» SHORT TASK
Print the data exactly as it is given, please.

*****

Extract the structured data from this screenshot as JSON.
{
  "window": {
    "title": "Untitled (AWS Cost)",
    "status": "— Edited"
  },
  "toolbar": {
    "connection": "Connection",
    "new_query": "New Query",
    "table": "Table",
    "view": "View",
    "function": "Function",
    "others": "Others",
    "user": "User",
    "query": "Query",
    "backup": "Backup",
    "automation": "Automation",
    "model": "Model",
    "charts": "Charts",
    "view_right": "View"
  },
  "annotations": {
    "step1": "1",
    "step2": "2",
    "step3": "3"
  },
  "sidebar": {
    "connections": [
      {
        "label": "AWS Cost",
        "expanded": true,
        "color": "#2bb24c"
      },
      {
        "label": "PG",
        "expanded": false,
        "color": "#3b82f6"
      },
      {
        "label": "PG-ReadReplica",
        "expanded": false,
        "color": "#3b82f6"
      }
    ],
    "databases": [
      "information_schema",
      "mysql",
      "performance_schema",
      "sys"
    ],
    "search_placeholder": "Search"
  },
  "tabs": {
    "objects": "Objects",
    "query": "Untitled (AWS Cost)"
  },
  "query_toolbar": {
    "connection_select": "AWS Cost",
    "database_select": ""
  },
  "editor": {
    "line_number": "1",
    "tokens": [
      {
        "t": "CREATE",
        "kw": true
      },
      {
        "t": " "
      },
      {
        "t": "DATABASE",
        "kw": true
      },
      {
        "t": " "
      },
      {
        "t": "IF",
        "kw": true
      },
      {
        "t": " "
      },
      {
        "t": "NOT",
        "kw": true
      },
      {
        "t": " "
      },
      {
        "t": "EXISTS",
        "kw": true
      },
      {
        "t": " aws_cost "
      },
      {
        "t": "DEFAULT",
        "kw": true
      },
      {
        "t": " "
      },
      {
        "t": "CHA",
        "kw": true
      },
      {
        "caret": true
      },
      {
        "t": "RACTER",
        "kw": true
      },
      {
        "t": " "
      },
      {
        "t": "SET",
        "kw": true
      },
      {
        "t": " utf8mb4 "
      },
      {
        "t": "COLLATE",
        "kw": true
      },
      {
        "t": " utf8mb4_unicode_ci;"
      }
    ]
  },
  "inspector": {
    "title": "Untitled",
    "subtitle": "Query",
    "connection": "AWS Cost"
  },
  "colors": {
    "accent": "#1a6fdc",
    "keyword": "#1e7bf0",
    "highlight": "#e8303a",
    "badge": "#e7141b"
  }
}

*****

» EXERCISE RESULT
Extract the structured data from this screenshot as JSON.
{
  "window": {
    "title": "Untitled (AWS Cost)",
    "status": "— Edited"
  },
  "toolbar": {
    "connection": "Connection",
    "new_query": "New Query",
    "table": "Table",
    "view": "View",
    "function": "Function",
    "others": "Others",
    "user": "User",
    "query": "Query",
    "backup": "Backup",
    "automation": "Automation",
    "model": "Model",
    "charts": "Charts",
    "view_right": "View"
  },
  "annotations": {
    "step1": "1",
    "step2": "2",
    "step3": "3"
  },
  "sidebar": {
    "connections": [
      {
        "label": "AWS Cost",
        "expanded": true,
        "color": "#2bb24c"
      },
      {
        "label": "PG",
        "expanded": false,
        "color": "#3b82f6"
      },
      {
        "label": "PG-ReadReplica",
        "expanded": false,
        "color": "#3b82f6"
      }
    ],
    "databases": [
      "information_schema",
      "mysql",
      "performance_schema",
      "sys"
    ],
    "search_placeholder": "Search"
  },
  "tabs": {
    "objects": "Objects",
    "query": "Untitled (AWS Cost)"
  },
  "query_toolbar": {
    "connection_select": "AWS Cost",
    "database_select": ""
  },
  "editor": {
    "line_number": "1",
    "tokens": [
      {
        "t": "CREATE",
        "kw": true
      },
      {
        "t": " "
      },
      {
        "t": "DATABASE",
        "kw": true
      },
      {
        "t": " "
      },
      {
        "t": "IF",
        "kw": true
      },
      {
        "t": " "
      },
      {
        "t": "NOT",
        "kw": true
      },
      {
        "t": " "
      },
      {
        "t": "EXISTS",
        "kw": true
      },
      {
        "t": " aws_cost "
      },
      {
        "t": "DEFAULT",
        "kw": true
      },
      {
        "t": " "
      },
      {
        "t": "CHA",
        "kw": true
      },
      {
        "caret": true
      },
      {
        "t": "RACTER",
        "kw": true
      },
      {
        "t": " "
      },
      {
        "t": "SET",
        "kw": true
      },
      {
        "t": " utf8mb4 "
      },
      {
        "t": "COLLATE",
        "kw": true
      },
      {
        "t": " utf8mb4_unicode_ci;"
      }
    ]
  },
  "inspector": {
    "title": "Untitled",
    "subtitle": "Query",
    "connection": "AWS Cost"
  },
  "colors": {
    "accent": "#1a6fdc",
    "keyword": "#1e7bf0",
    "highlight": "#e8303a",
    "badge": "#e7141b"
  }
}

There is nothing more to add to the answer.